> Task details
Transcribe the entries below exactly; leave every image out.

--- start of Given data ---

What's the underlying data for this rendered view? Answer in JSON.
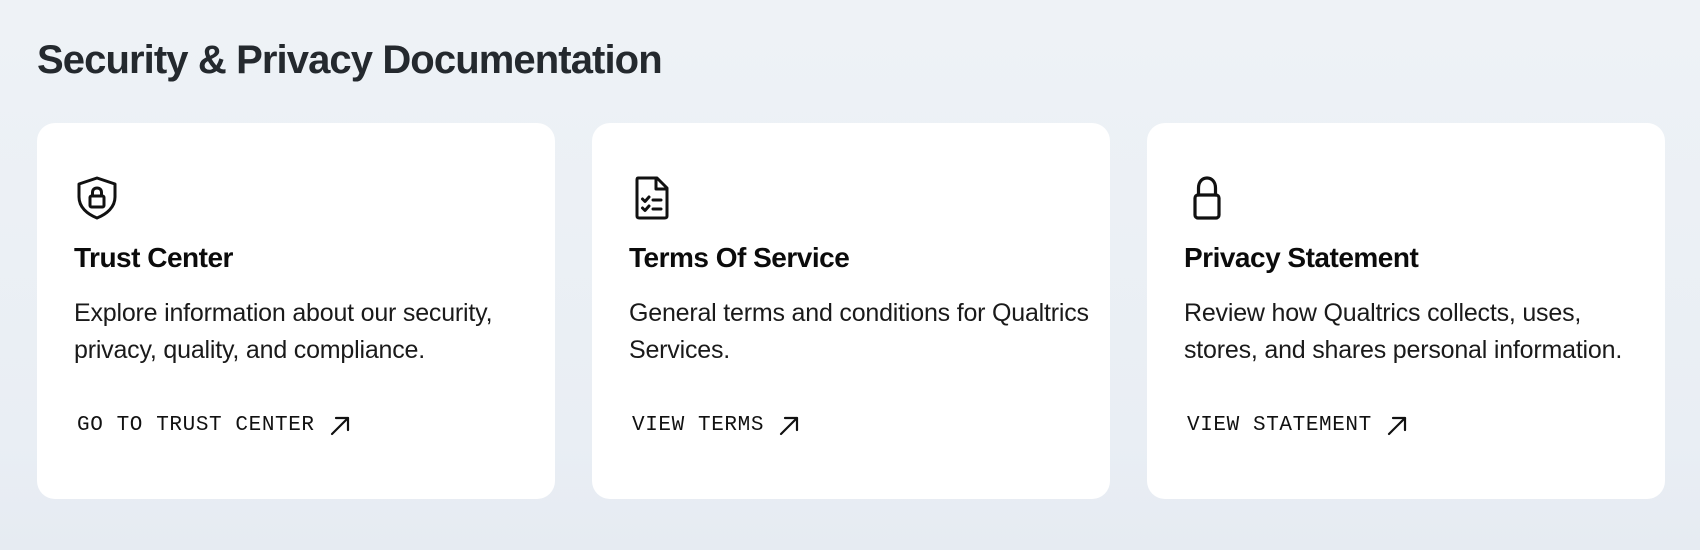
{
  "section": {
    "title": "Security & Privacy Documentation"
  },
  "cards": [
    {
      "icon": "shield-lock-icon",
      "title": "Trust Center",
      "description": "Explore information about our security, privacy, quality, and compliance.",
      "link_label": "GO TO TRUST CENTER",
      "link_icon": "arrow-up-right-icon"
    },
    {
      "icon": "document-checklist-icon",
      "title": "Terms Of Service",
      "description": "General terms and conditions for Qualtrics Services.",
      "link_label": "VIEW TERMS",
      "link_icon": "arrow-up-right-icon"
    },
    {
      "icon": "padlock-icon",
      "title": "Privacy Statement",
      "description": "Review how Qualtrics collects, uses, stores, and shares personal information.",
      "link_label": "VIEW STATEMENT",
      "link_icon": "arrow-up-right-icon"
    }
  ],
  "colors": {
    "background": "#eef2f6",
    "card": "#ffffff",
    "text": "#1f2328"
  }
}
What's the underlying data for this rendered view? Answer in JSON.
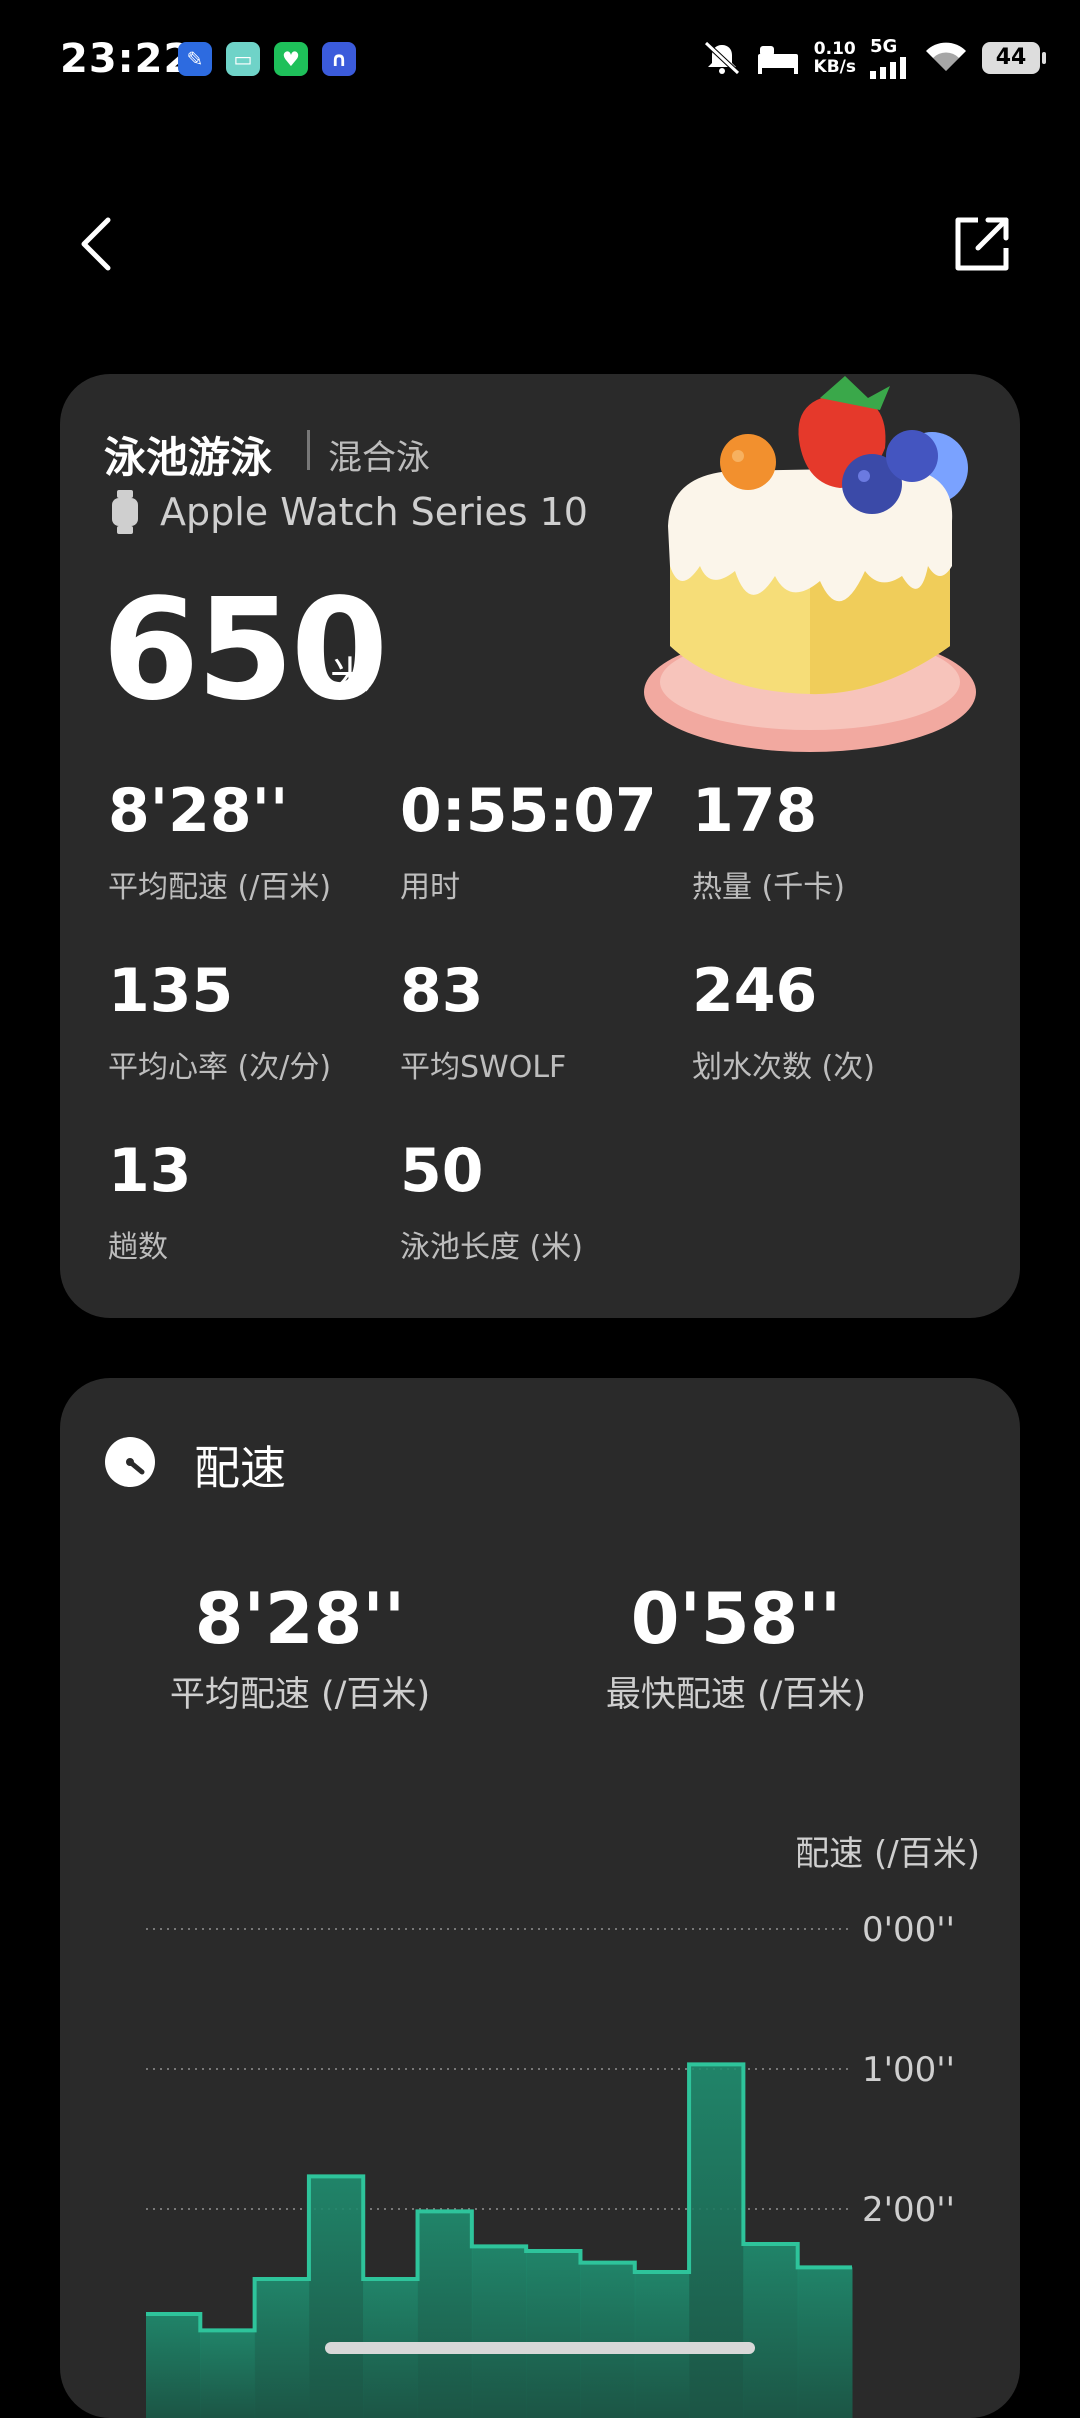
{
  "status_bar": {
    "time": "23:22",
    "net_rate_value": "0.10",
    "net_rate_unit": "KB/s",
    "signal": "5G",
    "battery": "44"
  },
  "workout": {
    "title": "泳池游泳",
    "stroke": "混合泳",
    "device": "Apple Watch Series 10",
    "distance": "650",
    "distance_unit": "米",
    "stats": [
      {
        "value": "8'28''",
        "label": "平均配速 (/百米)"
      },
      {
        "value": "0:55:07",
        "label": "用时"
      },
      {
        "value": "178",
        "label": "热量 (千卡)"
      },
      {
        "value": "135",
        "label": "平均心率 (次/分)"
      },
      {
        "value": "83",
        "label": "平均SWOLF"
      },
      {
        "value": "246",
        "label": "划水次数 (次)"
      },
      {
        "value": "13",
        "label": "趟数"
      },
      {
        "value": "50",
        "label": "泳池长度 (米)"
      }
    ]
  },
  "pace": {
    "title": "配速",
    "avg_value": "8'28''",
    "avg_label": "平均配速 (/百米)",
    "fast_value": "0'58''",
    "fast_label": "最快配速 (/百米)",
    "axis_title": "配速 (/百米)"
  },
  "chart_data": {
    "type": "area",
    "ylabel": "配速 (/百米)",
    "ytick_labels": [
      "0'00''",
      "1'00''",
      "2'00''"
    ],
    "y_inverted": true,
    "y_unit": "seconds per 100m",
    "segments": [
      1,
      2,
      3,
      4,
      5,
      6,
      7,
      8,
      9,
      10,
      11,
      12,
      13
    ],
    "values": [
      165,
      172,
      150,
      106,
      150,
      121,
      136,
      138,
      143,
      147,
      58,
      135,
      145
    ],
    "color": "#2ec49b"
  }
}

--- end of Given data ---

> Solved problem
What's the underlying data for this rendered view? Answer in JSON.
{
  "section": {
    "title": "Security & Privacy Documentation"
  },
  "cards": [
    {
      "icon": "shield-lock-icon",
      "title": "Trust Center",
      "description": "Explore information about our security, privacy, quality, and compliance.",
      "link_label": "GO TO TRUST CENTER",
      "link_icon": "arrow-up-right-icon"
    },
    {
      "icon": "document-checklist-icon",
      "title": "Terms Of Service",
      "description": "General terms and conditions for Qualtrics Services.",
      "link_label": "VIEW TERMS",
      "link_icon": "arrow-up-right-icon"
    },
    {
      "icon": "padlock-icon",
      "title": "Privacy Statement",
      "description": "Review how Qualtrics collects, uses, stores, and shares personal information.",
      "link_label": "VIEW STATEMENT",
      "link_icon": "arrow-up-right-icon"
    }
  ],
  "colors": {
    "background": "#eef2f6",
    "card": "#ffffff",
    "text": "#1f2328"
  }
}
What's the underlying data for this rendered view? Answer in JSON.
{
  "status_bar": {
    "time": "23:22",
    "net_rate_value": "0.10",
    "net_rate_unit": "KB/s",
    "signal": "5G",
    "battery": "44"
  },
  "workout": {
    "title": "泳池游泳",
    "stroke": "混合泳",
    "device": "Apple Watch Series 10",
    "distance": "650",
    "distance_unit": "米",
    "stats": [
      {
        "value": "8'28''",
        "label": "平均配速 (/百米)"
      },
      {
        "value": "0:55:07",
        "label": "用时"
      },
      {
        "value": "178",
        "label": "热量 (千卡)"
      },
      {
        "value": "135",
        "label": "平均心率 (次/分)"
      },
      {
        "value": "83",
        "label": "平均SWOLF"
      },
      {
        "value": "246",
        "label": "划水次数 (次)"
      },
      {
        "value": "13",
        "label": "趟数"
      },
      {
        "value": "50",
        "label": "泳池长度 (米)"
      }
    ]
  },
  "pace": {
    "title": "配速",
    "avg_value": "8'28''",
    "avg_label": "平均配速 (/百米)",
    "fast_value": "0'58''",
    "fast_label": "最快配速 (/百米)",
    "axis_title": "配速 (/百米)"
  },
  "chart_data": {
    "type": "area",
    "ylabel": "配速 (/百米)",
    "ytick_labels": [
      "0'00''",
      "1'00''",
      "2'00''"
    ],
    "y_inverted": true,
    "y_unit": "seconds per 100m",
    "segments": [
      1,
      2,
      3,
      4,
      5,
      6,
      7,
      8,
      9,
      10,
      11,
      12,
      13
    ],
    "values": [
      165,
      172,
      150,
      106,
      150,
      121,
      136,
      138,
      143,
      147,
      58,
      135,
      145
    ],
    "color": "#2ec49b"
  }
}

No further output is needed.